::: Listing :::
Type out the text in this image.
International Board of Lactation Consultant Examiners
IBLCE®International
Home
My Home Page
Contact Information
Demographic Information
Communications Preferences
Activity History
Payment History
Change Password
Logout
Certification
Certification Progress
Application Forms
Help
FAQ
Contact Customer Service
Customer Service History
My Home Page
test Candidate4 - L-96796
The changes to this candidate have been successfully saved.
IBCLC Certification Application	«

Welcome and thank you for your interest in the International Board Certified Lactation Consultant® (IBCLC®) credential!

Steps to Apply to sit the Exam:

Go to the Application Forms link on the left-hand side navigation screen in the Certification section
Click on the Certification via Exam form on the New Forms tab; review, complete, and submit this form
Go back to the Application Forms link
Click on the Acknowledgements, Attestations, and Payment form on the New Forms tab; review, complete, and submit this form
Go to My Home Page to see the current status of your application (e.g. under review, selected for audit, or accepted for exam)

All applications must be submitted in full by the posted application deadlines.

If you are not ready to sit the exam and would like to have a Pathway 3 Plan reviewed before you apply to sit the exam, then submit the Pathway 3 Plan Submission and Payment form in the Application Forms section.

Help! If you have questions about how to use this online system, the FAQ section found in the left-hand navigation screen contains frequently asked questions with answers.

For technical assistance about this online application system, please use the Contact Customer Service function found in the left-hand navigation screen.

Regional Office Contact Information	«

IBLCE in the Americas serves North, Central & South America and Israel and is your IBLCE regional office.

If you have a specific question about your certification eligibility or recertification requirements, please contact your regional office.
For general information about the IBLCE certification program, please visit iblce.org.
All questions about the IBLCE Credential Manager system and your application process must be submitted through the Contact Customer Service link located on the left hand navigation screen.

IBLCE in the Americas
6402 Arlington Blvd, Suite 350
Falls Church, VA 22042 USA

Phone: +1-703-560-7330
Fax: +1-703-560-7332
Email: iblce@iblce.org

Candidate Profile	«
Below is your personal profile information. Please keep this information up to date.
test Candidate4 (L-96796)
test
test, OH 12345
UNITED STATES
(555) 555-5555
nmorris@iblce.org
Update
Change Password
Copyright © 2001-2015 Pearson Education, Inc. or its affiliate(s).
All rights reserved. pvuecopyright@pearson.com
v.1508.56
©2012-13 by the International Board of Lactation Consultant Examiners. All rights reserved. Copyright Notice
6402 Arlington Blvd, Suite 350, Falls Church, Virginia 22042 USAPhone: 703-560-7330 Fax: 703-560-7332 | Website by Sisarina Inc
:::
Required work>
Using the data above, return each line exactly as written.

The completed task>
Type out the text in this image.
International Board of Lactation Consultant Examiners
IBLCE®International
Home
My Home Page
Contact Information
Demographic Information
Communications Preferences
Activity History
Payment History
Change Password
Logout
Certification
Certification Progress
Application Forms
Help
FAQ
Contact Customer Service
Customer Service History
My Home Page
test Candidate4 - L-96796
The changes to this candidate have been successfully saved.
IBCLC Certification Application	«

Welcome and thank you for your interest in the International Board Certified Lactation Consultant® (IBCLC®) credential!

Steps to Apply to sit the Exam:

Go to the Application Forms link on the left-hand side navigation screen in the Certification section
Click on the Certification via Exam form on the New Forms tab; review, complete, and submit this form
Go back to the Application Forms link
Click on the Acknowledgements, Attestations, and Payment form on the New Forms tab; review, complete, and submit this form
Go to My Home Page to see the current status of your application (e.g. under review, selected for audit, or accepted for exam)

All applications must be submitted in full by the posted application deadlines.

If you are not ready to sit the exam and would like to have a Pathway 3 Plan reviewed before you apply to sit the exam, then submit the Pathway 3 Plan Submission and Payment form in the Application Forms section.

Help! If you have questions about how to use this online system, the FAQ section found in the left-hand navigation screen contains frequently asked questions with answers.

For technical assistance about this online application system, please use the Contact Customer Service function found in the left-hand navigation screen.

Regional Office Contact Information	«

IBLCE in the Americas serves North, Central & South America and Israel and is your IBLCE regional office.

If you have a specific question about your certification eligibility or recertification requirements, please contact your regional office.
For general information about the IBLCE certification program, please visit iblce.org.
All questions about the IBLCE Credential Manager system and your application process must be submitted through the Contact Customer Service link located on the left hand navigation screen.

IBLCE in the Americas
6402 Arlington Blvd, Suite 350
Falls Church, VA 22042 USA

Phone: +1-703-560-7330
Fax: +1-703-560-7332
Email: iblce@iblce.org

Candidate Profile	«
Below is your personal profile information. Please keep this information up to date.
test Candidate4 (L-96796)
test
test, OH 12345
UNITED STATES
(555) 555-5555
nmorris@iblce.org
Update
Change Password
Copyright © 2001-2015 Pearson Education, Inc. or its affiliate(s).
All rights reserved. pvuecopyright@pearson.com
v.1508.56
©2012-13 by the International Board of Lactation Consultant Examiners. All rights reserved. Copyright Notice
6402 Arlington Blvd, Suite 350, Falls Church, Virginia 22042 USAPhone: 703-560-7330 Fax: 703-560-7332 | Website by Sisarina Inc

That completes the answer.